# Exercise material start
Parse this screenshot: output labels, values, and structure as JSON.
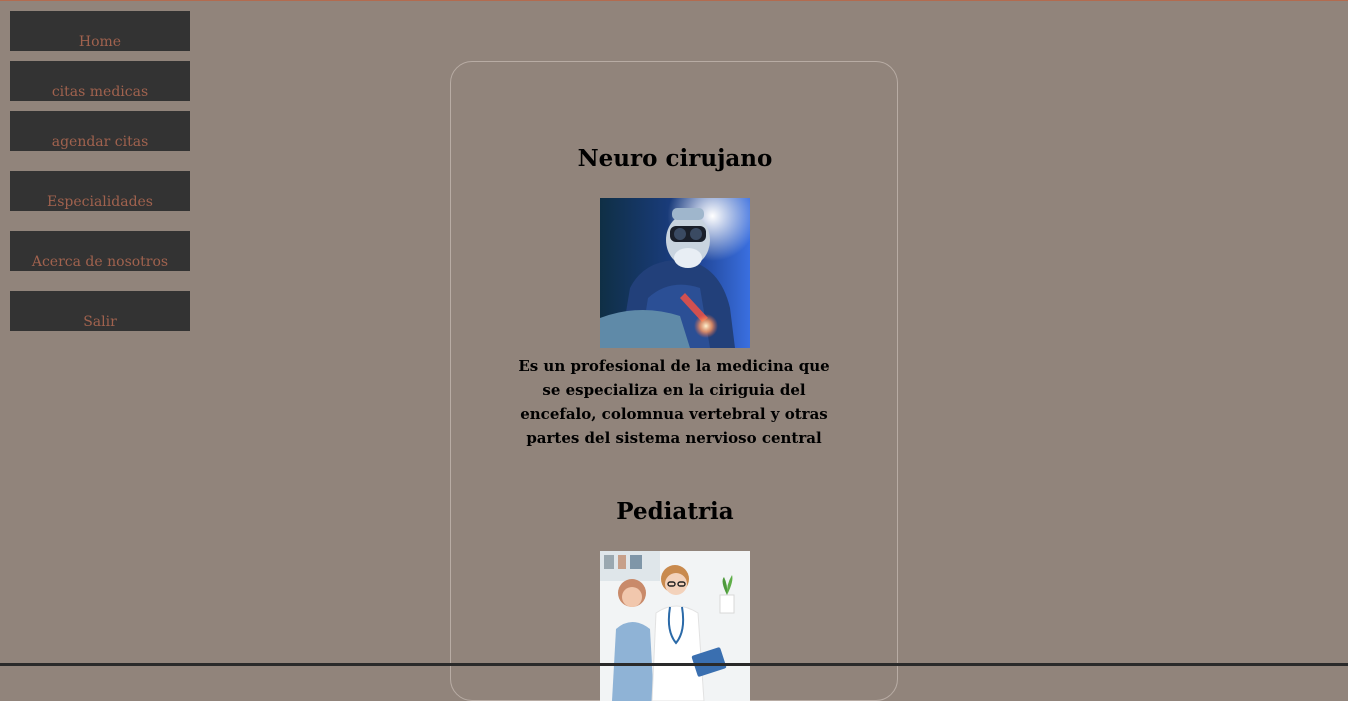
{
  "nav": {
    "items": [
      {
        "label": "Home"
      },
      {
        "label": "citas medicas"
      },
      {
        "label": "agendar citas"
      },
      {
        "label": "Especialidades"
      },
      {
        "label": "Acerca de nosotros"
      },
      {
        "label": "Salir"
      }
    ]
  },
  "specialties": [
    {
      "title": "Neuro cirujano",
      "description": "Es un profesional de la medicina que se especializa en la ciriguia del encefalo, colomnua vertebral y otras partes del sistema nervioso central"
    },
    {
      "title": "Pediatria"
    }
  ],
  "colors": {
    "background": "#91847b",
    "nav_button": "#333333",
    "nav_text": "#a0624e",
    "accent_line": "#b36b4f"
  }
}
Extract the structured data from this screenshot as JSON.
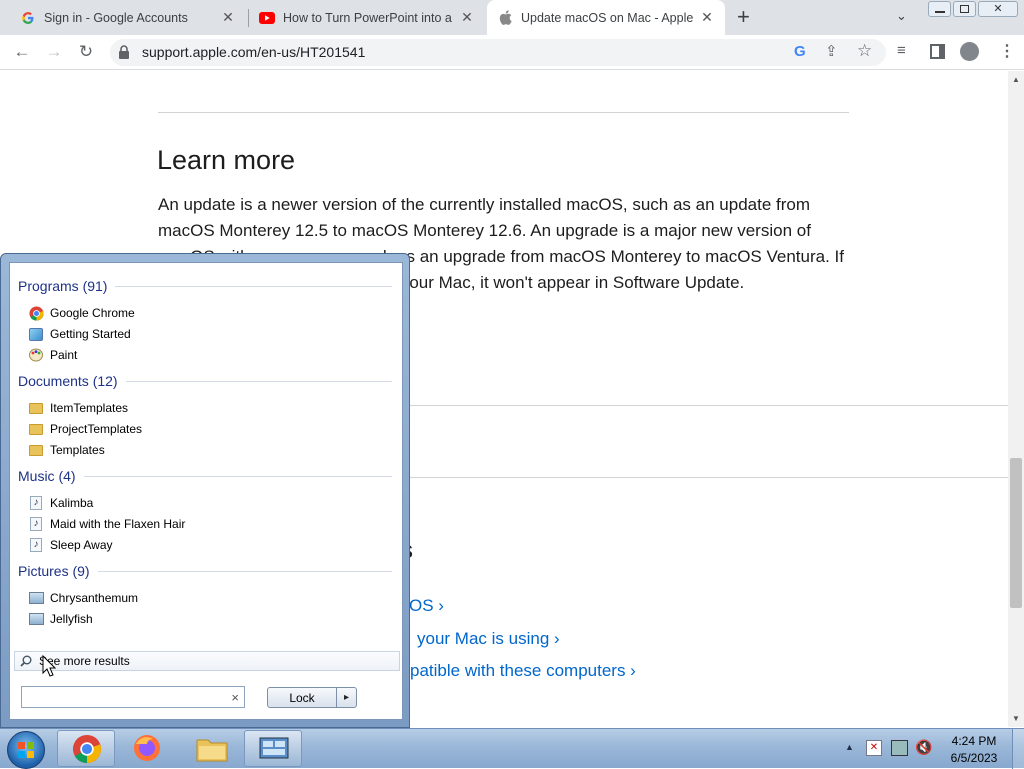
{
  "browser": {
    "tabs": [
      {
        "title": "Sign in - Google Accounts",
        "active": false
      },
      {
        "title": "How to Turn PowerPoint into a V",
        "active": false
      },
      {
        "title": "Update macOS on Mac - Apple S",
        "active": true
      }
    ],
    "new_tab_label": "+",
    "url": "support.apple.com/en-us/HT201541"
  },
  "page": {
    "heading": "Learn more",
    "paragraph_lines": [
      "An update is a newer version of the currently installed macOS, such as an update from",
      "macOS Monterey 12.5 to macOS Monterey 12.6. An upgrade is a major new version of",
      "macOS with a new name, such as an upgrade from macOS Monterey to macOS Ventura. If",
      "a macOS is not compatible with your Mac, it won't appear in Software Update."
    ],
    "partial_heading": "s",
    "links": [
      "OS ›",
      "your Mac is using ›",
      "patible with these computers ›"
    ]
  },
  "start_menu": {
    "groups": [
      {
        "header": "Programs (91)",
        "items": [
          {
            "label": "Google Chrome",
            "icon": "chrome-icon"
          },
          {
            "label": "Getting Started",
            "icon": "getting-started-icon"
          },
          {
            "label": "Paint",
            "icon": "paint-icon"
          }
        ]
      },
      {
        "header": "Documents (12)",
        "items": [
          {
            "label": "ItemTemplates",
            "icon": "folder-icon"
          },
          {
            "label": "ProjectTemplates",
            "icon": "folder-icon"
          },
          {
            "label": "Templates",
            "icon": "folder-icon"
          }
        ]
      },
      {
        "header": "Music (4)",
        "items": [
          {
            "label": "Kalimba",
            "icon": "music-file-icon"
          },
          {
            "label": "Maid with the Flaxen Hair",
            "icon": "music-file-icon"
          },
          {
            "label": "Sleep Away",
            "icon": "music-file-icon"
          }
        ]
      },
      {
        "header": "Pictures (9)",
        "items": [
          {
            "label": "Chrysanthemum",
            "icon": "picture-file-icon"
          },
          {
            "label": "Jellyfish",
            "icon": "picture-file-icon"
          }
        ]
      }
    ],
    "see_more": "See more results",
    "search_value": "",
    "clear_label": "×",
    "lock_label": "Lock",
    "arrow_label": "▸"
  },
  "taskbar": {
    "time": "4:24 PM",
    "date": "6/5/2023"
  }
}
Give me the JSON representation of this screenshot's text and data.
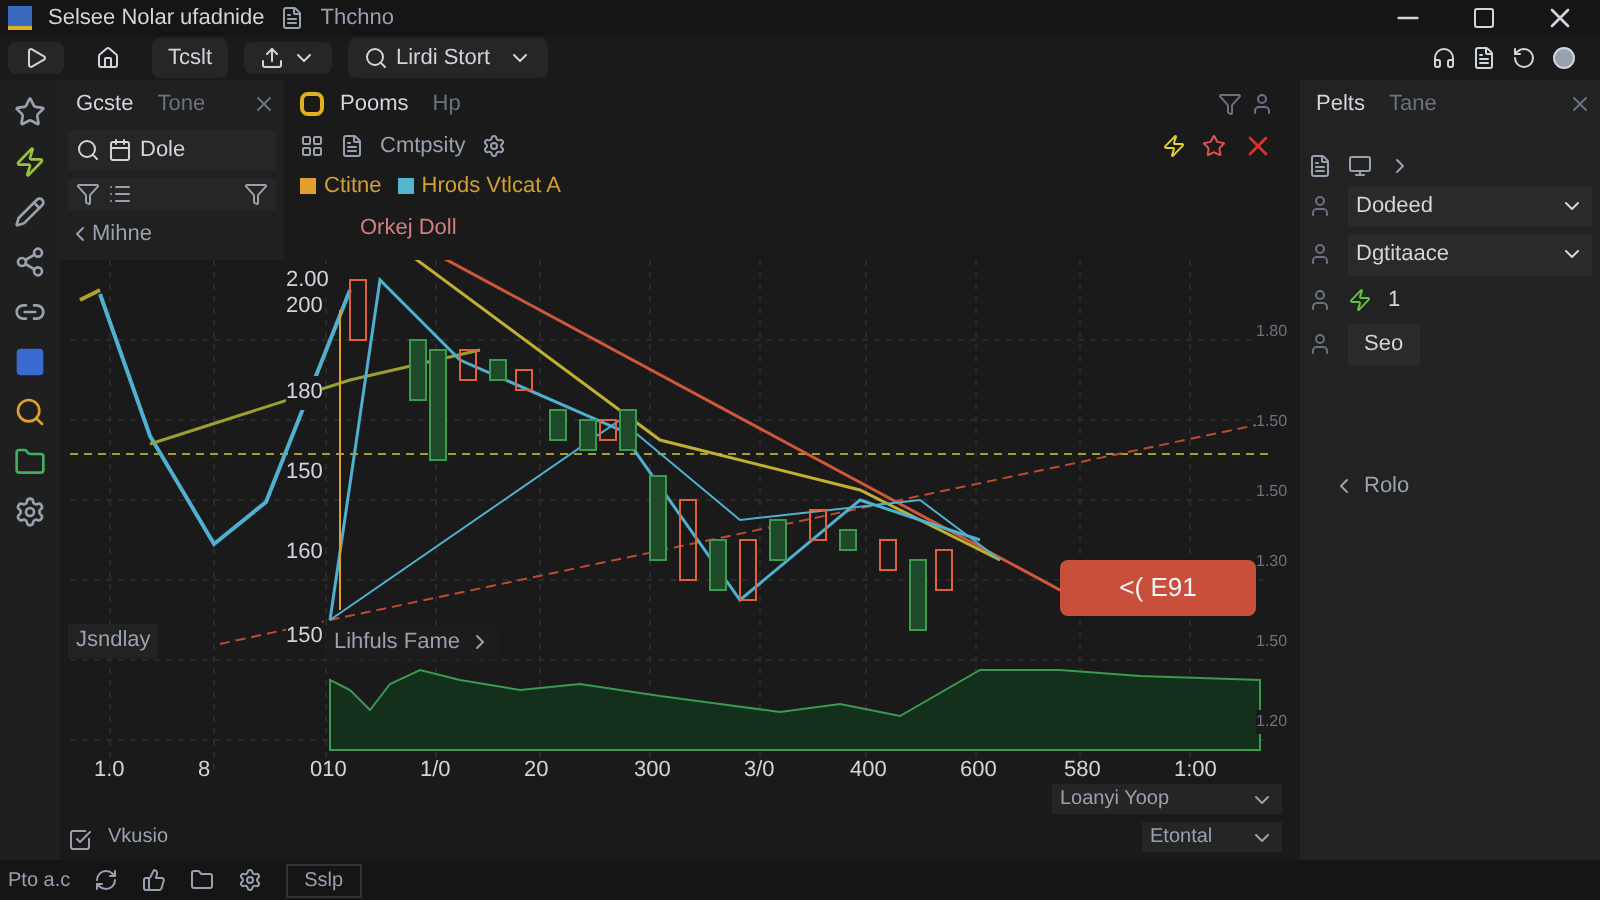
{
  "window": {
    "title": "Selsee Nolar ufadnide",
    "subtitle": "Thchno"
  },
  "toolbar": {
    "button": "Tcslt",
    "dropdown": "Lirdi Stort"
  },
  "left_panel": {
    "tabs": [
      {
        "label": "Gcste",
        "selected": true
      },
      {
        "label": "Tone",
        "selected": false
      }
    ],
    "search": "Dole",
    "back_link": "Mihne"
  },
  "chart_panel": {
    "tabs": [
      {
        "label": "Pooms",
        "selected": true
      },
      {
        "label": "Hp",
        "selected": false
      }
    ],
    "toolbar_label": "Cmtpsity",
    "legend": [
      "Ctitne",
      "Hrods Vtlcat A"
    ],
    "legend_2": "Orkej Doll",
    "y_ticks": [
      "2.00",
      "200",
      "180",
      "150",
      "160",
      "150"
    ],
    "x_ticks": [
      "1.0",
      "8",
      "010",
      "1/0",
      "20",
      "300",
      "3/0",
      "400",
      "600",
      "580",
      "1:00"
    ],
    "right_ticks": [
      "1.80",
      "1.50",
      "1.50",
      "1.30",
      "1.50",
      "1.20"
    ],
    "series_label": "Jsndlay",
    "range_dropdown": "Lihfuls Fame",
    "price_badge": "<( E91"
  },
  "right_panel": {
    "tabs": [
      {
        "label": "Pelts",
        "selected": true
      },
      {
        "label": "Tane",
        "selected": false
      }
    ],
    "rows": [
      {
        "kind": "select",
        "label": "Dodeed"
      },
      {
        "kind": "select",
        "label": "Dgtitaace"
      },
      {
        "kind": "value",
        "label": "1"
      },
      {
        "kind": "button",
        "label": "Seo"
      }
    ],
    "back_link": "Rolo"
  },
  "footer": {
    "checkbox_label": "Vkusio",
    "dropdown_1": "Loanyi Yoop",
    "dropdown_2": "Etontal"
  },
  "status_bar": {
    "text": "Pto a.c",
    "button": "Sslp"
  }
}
# Exercise material end
What you need to do —
Repeat the material above verbatim. Leave the pictures behind.

Finished exercise —
Parse this screenshot: output labels, values, and structure as JSON.
{
  "nav": {
    "items": [
      {
        "label": "Home"
      },
      {
        "label": "citas medicas"
      },
      {
        "label": "agendar citas"
      },
      {
        "label": "Especialidades"
      },
      {
        "label": "Acerca de nosotros"
      },
      {
        "label": "Salir"
      }
    ]
  },
  "specialties": [
    {
      "title": "Neuro cirujano",
      "description": "Es un profesional de la medicina que se especializa en la ciriguia del encefalo, colomnua vertebral y otras partes del sistema nervioso central"
    },
    {
      "title": "Pediatria"
    }
  ],
  "colors": {
    "background": "#91847b",
    "nav_button": "#333333",
    "nav_text": "#a0624e",
    "accent_line": "#b36b4f"
  }
}
Extract the structured data from this screenshot as JSON.
{
  "browser": {
    "tabs": [
      {
        "title": "Sign in - Google Accounts",
        "active": false
      },
      {
        "title": "How to Turn PowerPoint into a V",
        "active": false
      },
      {
        "title": "Update macOS on Mac - Apple S",
        "active": true
      }
    ],
    "new_tab_label": "+",
    "url": "support.apple.com/en-us/HT201541"
  },
  "page": {
    "heading": "Learn more",
    "paragraph_lines": [
      "An update is a newer version of the currently installed macOS, such as an update from",
      "macOS Monterey 12.5 to macOS Monterey 12.6. An upgrade is a major new version of",
      "macOS with a new name, such as an upgrade from macOS Monterey to macOS Ventura. If",
      "a macOS is not compatible with your Mac, it won't appear in Software Update."
    ],
    "partial_heading": "s",
    "links": [
      "OS ›",
      "your Mac is using ›",
      "patible with these computers ›"
    ]
  },
  "start_menu": {
    "groups": [
      {
        "header": "Programs (91)",
        "items": [
          {
            "label": "Google Chrome",
            "icon": "chrome-icon"
          },
          {
            "label": "Getting Started",
            "icon": "getting-started-icon"
          },
          {
            "label": "Paint",
            "icon": "paint-icon"
          }
        ]
      },
      {
        "header": "Documents (12)",
        "items": [
          {
            "label": "ItemTemplates",
            "icon": "folder-icon"
          },
          {
            "label": "ProjectTemplates",
            "icon": "folder-icon"
          },
          {
            "label": "Templates",
            "icon": "folder-icon"
          }
        ]
      },
      {
        "header": "Music (4)",
        "items": [
          {
            "label": "Kalimba",
            "icon": "music-file-icon"
          },
          {
            "label": "Maid with the Flaxen Hair",
            "icon": "music-file-icon"
          },
          {
            "label": "Sleep Away",
            "icon": "music-file-icon"
          }
        ]
      },
      {
        "header": "Pictures (9)",
        "items": [
          {
            "label": "Chrysanthemum",
            "icon": "picture-file-icon"
          },
          {
            "label": "Jellyfish",
            "icon": "picture-file-icon"
          }
        ]
      }
    ],
    "see_more": "See more results",
    "search_value": "",
    "clear_label": "×",
    "lock_label": "Lock",
    "arrow_label": "▸"
  },
  "taskbar": {
    "time": "4:24 PM",
    "date": "6/5/2023"
  }
}
Give me the JSON representation of this screenshot's text and data.
{
  "window": {
    "title": "Selsee Nolar ufadnide",
    "subtitle": "Thchno"
  },
  "toolbar": {
    "button": "Tcslt",
    "dropdown": "Lirdi Stort"
  },
  "left_panel": {
    "tabs": [
      {
        "label": "Gcste",
        "selected": true
      },
      {
        "label": "Tone",
        "selected": false
      }
    ],
    "search": "Dole",
    "back_link": "Mihne"
  },
  "chart_panel": {
    "tabs": [
      {
        "label": "Pooms",
        "selected": true
      },
      {
        "label": "Hp",
        "selected": false
      }
    ],
    "toolbar_label": "Cmtpsity",
    "legend": [
      "Ctitne",
      "Hrods Vtlcat A"
    ],
    "legend_2": "Orkej Doll",
    "y_ticks": [
      "2.00",
      "200",
      "180",
      "150",
      "160",
      "150"
    ],
    "x_ticks": [
      "1.0",
      "8",
      "010",
      "1/0",
      "20",
      "300",
      "3/0",
      "400",
      "600",
      "580",
      "1:00"
    ],
    "right_ticks": [
      "1.80",
      "1.50",
      "1.50",
      "1.30",
      "1.50",
      "1.20"
    ],
    "series_label": "Jsndlay",
    "range_dropdown": "Lihfuls Fame",
    "price_badge": "<( E91"
  },
  "right_panel": {
    "tabs": [
      {
        "label": "Pelts",
        "selected": true
      },
      {
        "label": "Tane",
        "selected": false
      }
    ],
    "rows": [
      {
        "kind": "select",
        "label": "Dodeed"
      },
      {
        "kind": "select",
        "label": "Dgtitaace"
      },
      {
        "kind": "value",
        "label": "1"
      },
      {
        "kind": "button",
        "label": "Seo"
      }
    ],
    "back_link": "Rolo"
  },
  "footer": {
    "checkbox_label": "Vkusio",
    "dropdown_1": "Loanyi Yoop",
    "dropdown_2": "Etontal"
  },
  "status_bar": {
    "text": "Pto a.c",
    "button": "Sslp"
  }
}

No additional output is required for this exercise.